Task prompt :: Repeat the whole listing below precisely. Omit all pictures.

Source records ::
++++++++++++++++++++

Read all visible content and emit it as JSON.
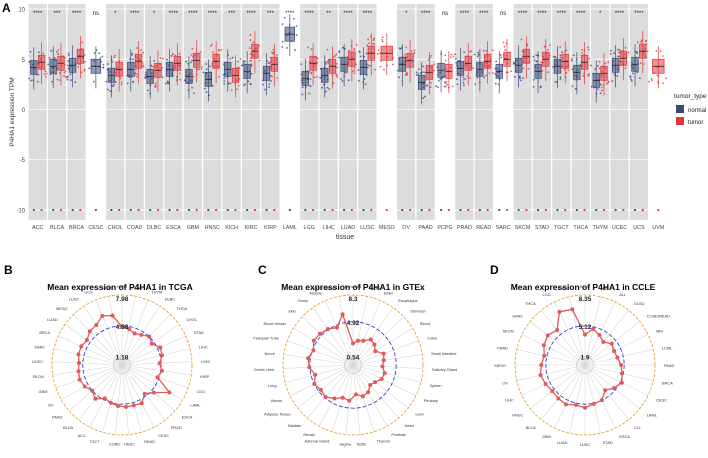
{
  "panels": {
    "A": {
      "letter": "A"
    },
    "B": {
      "letter": "B"
    },
    "C": {
      "letter": "C"
    },
    "D": {
      "letter": "D"
    }
  },
  "chart_data": [
    {
      "id": "A",
      "type": "box",
      "title": "",
      "xlabel": "tissue",
      "ylabel": "P4HA1 expression TPM",
      "ylim": [
        -11,
        10.5
      ],
      "yticks": [
        -10,
        -5,
        0,
        5,
        10
      ],
      "legend": {
        "title": "tumor_type",
        "position": "right",
        "entries": [
          {
            "name": "normal",
            "color": "#3b4a7a"
          },
          {
            "name": "tumor",
            "color": "#e0383c"
          }
        ]
      },
      "categories": [
        "ACC",
        "BLCA",
        "BRCA",
        "CESC",
        "CHOL",
        "COAD",
        "DLBC",
        "ESCA",
        "GBM",
        "HNSC",
        "KICH",
        "KIRC",
        "KIRP",
        "LAML",
        "LGG",
        "LIHC",
        "LUAD",
        "LUSC",
        "MESO",
        "OV",
        "PAAD",
        "PCPG",
        "PRAD",
        "READ",
        "SARC",
        "SKCM",
        "STAD",
        "TGCT",
        "THCA",
        "THYM",
        "UCEC",
        "UCS",
        "UVM"
      ],
      "significance": [
        "****",
        "***",
        "****",
        "ns",
        "*",
        "****",
        "*",
        "****",
        "****",
        "****",
        "***",
        "****",
        "***",
        "****",
        "****",
        "**",
        "****",
        "****",
        "",
        "*",
        "****",
        "ns",
        "****",
        "****",
        "ns",
        "****",
        "****",
        "****",
        "****",
        "*",
        "****",
        "****",
        ""
      ],
      "series": [
        {
          "name": "normal",
          "median": [
            4.2,
            4.3,
            4.4,
            4.3,
            3.4,
            4.0,
            3.3,
            4.0,
            3.3,
            3.0,
            4.0,
            3.8,
            3.6,
            7.5,
            3.1,
            3.4,
            4.5,
            4.2,
            null,
            4.5,
            2.7,
            3.9,
            4.1,
            4.0,
            3.8,
            4.4,
            3.8,
            4.3,
            3.7,
            2.9,
            4.4,
            4.5,
            null
          ]
        },
        {
          "name": "tumor",
          "median": [
            4.7,
            4.6,
            5.3,
            null,
            4.0,
            4.8,
            3.9,
            4.6,
            4.9,
            4.8,
            3.4,
            5.8,
            4.5,
            null,
            4.6,
            4.3,
            5.0,
            5.6,
            5.6,
            4.9,
            3.7,
            3.8,
            4.6,
            4.8,
            5.0,
            5.3,
            5.0,
            4.8,
            4.7,
            3.6,
            5.1,
            5.8,
            4.3
          ]
        }
      ]
    },
    {
      "id": "B",
      "type": "radar",
      "title": "Mean expression of P4HA1 in TCGA",
      "rings": [
        "7.98",
        "4.58",
        "1.18"
      ],
      "categories": [
        "KICH",
        "PCPG",
        "THYM",
        "DLBC",
        "THCA",
        "CHOL",
        "STAD",
        "LIHC",
        "UVM",
        "KIRP",
        "LGG",
        "LAML",
        "ESCA",
        "PRAD",
        "CESC",
        "READ",
        "HNSC",
        "COAD",
        "TGCT",
        "ACC",
        "BLCA",
        "PAAD",
        "OV",
        "GBM",
        "SKCM",
        "UCEC",
        "SARC",
        "BRCA",
        "LUAD",
        "MESO",
        "LUSC",
        "UCS",
        "KIRC"
      ],
      "values": [
        4.5,
        4.3,
        4.0,
        4.2,
        4.6,
        4.3,
        4.9,
        4.8,
        4.4,
        4.7,
        4.4,
        6.3,
        4.9,
        4.3,
        5.0,
        4.9,
        4.9,
        4.8,
        4.6,
        4.4,
        5.0,
        4.6,
        5.0,
        5.2,
        5.1,
        5.0,
        5.2,
        5.2,
        5.0,
        5.4,
        5.5,
        6.1,
        5.8
      ],
      "mean": 4.58
    },
    {
      "id": "C",
      "type": "radar",
      "title": "Mean expression of P4HA1 in GTEx",
      "rings": [
        "8.3",
        "4.92",
        "0.54"
      ],
      "categories": [
        "Pancreas",
        "Kidney",
        "Brain",
        "Esophagus",
        "Stomach",
        "Blood",
        "Colon",
        "Small Intestine",
        "Salivary Gland",
        "Spleen",
        "Pituitary",
        "Liver",
        "Heart",
        "Prostate",
        "Thyroid",
        "Testis",
        "Vagina",
        "Adrenal Gland",
        "Breast",
        "Bladder",
        "Adipose Tissue",
        "Uterus",
        "Lung",
        "Cervix Uteri",
        "Nerve",
        "Fallopian Tube",
        "Blood Vessel",
        "Skin",
        "Ovary",
        "Muscle",
        "Bone Marrow"
      ],
      "values": [
        2.2,
        2.6,
        2.8,
        3.4,
        3.2,
        2.8,
        3.6,
        3.4,
        3.2,
        3.6,
        3.5,
        3.0,
        2.8,
        3.4,
        3.6,
        3.2,
        4.0,
        3.8,
        4.3,
        4.8,
        4.6,
        4.9,
        4.4,
        5.0,
        5.2,
        4.8,
        5.3,
        5.2,
        5.0,
        4.6,
        6.0
      ],
      "mean": 4.92
    },
    {
      "id": "D",
      "type": "radar",
      "title": "Mean expression of P4HA1 in CCLE",
      "rings": [
        "8.35",
        "5.12",
        "1.9"
      ],
      "categories": [
        "SCLC",
        "NB",
        "ALL",
        "DLBC",
        "COAD/READ",
        "MM",
        "LCML",
        "PAAD",
        "BRCA",
        "CESC",
        "LAML",
        "CLL",
        "ESCA",
        "STAD",
        "LUSC",
        "LUAD",
        "GBM",
        "BLCA",
        "HNSC",
        "LIHC",
        "OV",
        "MESO",
        "PRAD",
        "SKCM",
        "SARC",
        "THCA",
        "LGG",
        "KIRC"
      ],
      "values": [
        4.2,
        4.9,
        4.5,
        4.1,
        4.6,
        4.4,
        4.5,
        4.8,
        5.0,
        5.3,
        4.9,
        4.4,
        5.1,
        5.2,
        5.5,
        5.3,
        5.6,
        5.5,
        5.4,
        5.6,
        5.8,
        5.6,
        5.4,
        5.8,
        6.0,
        5.7,
        7.2,
        7.0
      ],
      "mean": 5.12
    }
  ]
}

++++++++++++++++++++

Written solution ::
Read all visible content and emit it as JSON.
{
  "panels": {
    "A": {
      "letter": "A"
    },
    "B": {
      "letter": "B"
    },
    "C": {
      "letter": "C"
    },
    "D": {
      "letter": "D"
    }
  },
  "chart_data": [
    {
      "id": "A",
      "type": "box",
      "title": "",
      "xlabel": "tissue",
      "ylabel": "P4HA1 expression TPM",
      "ylim": [
        -11,
        10.5
      ],
      "yticks": [
        -10,
        -5,
        0,
        5,
        10
      ],
      "legend": {
        "title": "tumor_type",
        "position": "right",
        "entries": [
          {
            "name": "normal",
            "color": "#3b4a7a"
          },
          {
            "name": "tumor",
            "color": "#e0383c"
          }
        ]
      },
      "categories": [
        "ACC",
        "BLCA",
        "BRCA",
        "CESC",
        "CHOL",
        "COAD",
        "DLBC",
        "ESCA",
        "GBM",
        "HNSC",
        "KICH",
        "KIRC",
        "KIRP",
        "LAML",
        "LGG",
        "LIHC",
        "LUAD",
        "LUSC",
        "MESO",
        "OV",
        "PAAD",
        "PCPG",
        "PRAD",
        "READ",
        "SARC",
        "SKCM",
        "STAD",
        "TGCT",
        "THCA",
        "THYM",
        "UCEC",
        "UCS",
        "UVM"
      ],
      "significance": [
        "****",
        "***",
        "****",
        "ns",
        "*",
        "****",
        "*",
        "****",
        "****",
        "****",
        "***",
        "****",
        "***",
        "****",
        "****",
        "**",
        "****",
        "****",
        "",
        "*",
        "****",
        "ns",
        "****",
        "****",
        "ns",
        "****",
        "****",
        "****",
        "****",
        "*",
        "****",
        "****",
        ""
      ],
      "series": [
        {
          "name": "normal",
          "median": [
            4.2,
            4.3,
            4.4,
            4.3,
            3.4,
            4.0,
            3.3,
            4.0,
            3.3,
            3.0,
            4.0,
            3.8,
            3.6,
            7.5,
            3.1,
            3.4,
            4.5,
            4.2,
            null,
            4.5,
            2.7,
            3.9,
            4.1,
            4.0,
            3.8,
            4.4,
            3.8,
            4.3,
            3.7,
            2.9,
            4.4,
            4.5,
            null
          ]
        },
        {
          "name": "tumor",
          "median": [
            4.7,
            4.6,
            5.3,
            null,
            4.0,
            4.8,
            3.9,
            4.6,
            4.9,
            4.8,
            3.4,
            5.8,
            4.5,
            null,
            4.6,
            4.3,
            5.0,
            5.6,
            5.6,
            4.9,
            3.7,
            3.8,
            4.6,
            4.8,
            5.0,
            5.3,
            5.0,
            4.8,
            4.7,
            3.6,
            5.1,
            5.8,
            4.3
          ]
        }
      ]
    },
    {
      "id": "B",
      "type": "radar",
      "title": "Mean expression of P4HA1 in TCGA",
      "rings": [
        "7.98",
        "4.58",
        "1.18"
      ],
      "categories": [
        "KICH",
        "PCPG",
        "THYM",
        "DLBC",
        "THCA",
        "CHOL",
        "STAD",
        "LIHC",
        "UVM",
        "KIRP",
        "LGG",
        "LAML",
        "ESCA",
        "PRAD",
        "CESC",
        "READ",
        "HNSC",
        "COAD",
        "TGCT",
        "ACC",
        "BLCA",
        "PAAD",
        "OV",
        "GBM",
        "SKCM",
        "UCEC",
        "SARC",
        "BRCA",
        "LUAD",
        "MESO",
        "LUSC",
        "UCS",
        "KIRC"
      ],
      "values": [
        4.5,
        4.3,
        4.0,
        4.2,
        4.6,
        4.3,
        4.9,
        4.8,
        4.4,
        4.7,
        4.4,
        6.3,
        4.9,
        4.3,
        5.0,
        4.9,
        4.9,
        4.8,
        4.6,
        4.4,
        5.0,
        4.6,
        5.0,
        5.2,
        5.1,
        5.0,
        5.2,
        5.2,
        5.0,
        5.4,
        5.5,
        6.1,
        5.8
      ],
      "mean": 4.58
    },
    {
      "id": "C",
      "type": "radar",
      "title": "Mean expression of P4HA1 in GTEx",
      "rings": [
        "8.3",
        "4.92",
        "0.54"
      ],
      "categories": [
        "Pancreas",
        "Kidney",
        "Brain",
        "Esophagus",
        "Stomach",
        "Blood",
        "Colon",
        "Small Intestine",
        "Salivary Gland",
        "Spleen",
        "Pituitary",
        "Liver",
        "Heart",
        "Prostate",
        "Thyroid",
        "Testis",
        "Vagina",
        "Adrenal Gland",
        "Breast",
        "Bladder",
        "Adipose Tissue",
        "Uterus",
        "Lung",
        "Cervix Uteri",
        "Nerve",
        "Fallopian Tube",
        "Blood Vessel",
        "Skin",
        "Ovary",
        "Muscle",
        "Bone Marrow"
      ],
      "values": [
        2.2,
        2.6,
        2.8,
        3.4,
        3.2,
        2.8,
        3.6,
        3.4,
        3.2,
        3.6,
        3.5,
        3.0,
        2.8,
        3.4,
        3.6,
        3.2,
        4.0,
        3.8,
        4.3,
        4.8,
        4.6,
        4.9,
        4.4,
        5.0,
        5.2,
        4.8,
        5.3,
        5.2,
        5.0,
        4.6,
        6.0
      ],
      "mean": 4.92
    },
    {
      "id": "D",
      "type": "radar",
      "title": "Mean expression of P4HA1 in CCLE",
      "rings": [
        "8.35",
        "5.12",
        "1.9"
      ],
      "categories": [
        "SCLC",
        "NB",
        "ALL",
        "DLBC",
        "COAD/READ",
        "MM",
        "LCML",
        "PAAD",
        "BRCA",
        "CESC",
        "LAML",
        "CLL",
        "ESCA",
        "STAD",
        "LUSC",
        "LUAD",
        "GBM",
        "BLCA",
        "HNSC",
        "LIHC",
        "OV",
        "MESO",
        "PRAD",
        "SKCM",
        "SARC",
        "THCA",
        "LGG",
        "KIRC"
      ],
      "values": [
        4.2,
        4.9,
        4.5,
        4.1,
        4.6,
        4.4,
        4.5,
        4.8,
        5.0,
        5.3,
        4.9,
        4.4,
        5.1,
        5.2,
        5.5,
        5.3,
        5.6,
        5.5,
        5.4,
        5.6,
        5.8,
        5.6,
        5.4,
        5.8,
        6.0,
        5.7,
        7.2,
        7.0
      ],
      "mean": 5.12
    }
  ]
}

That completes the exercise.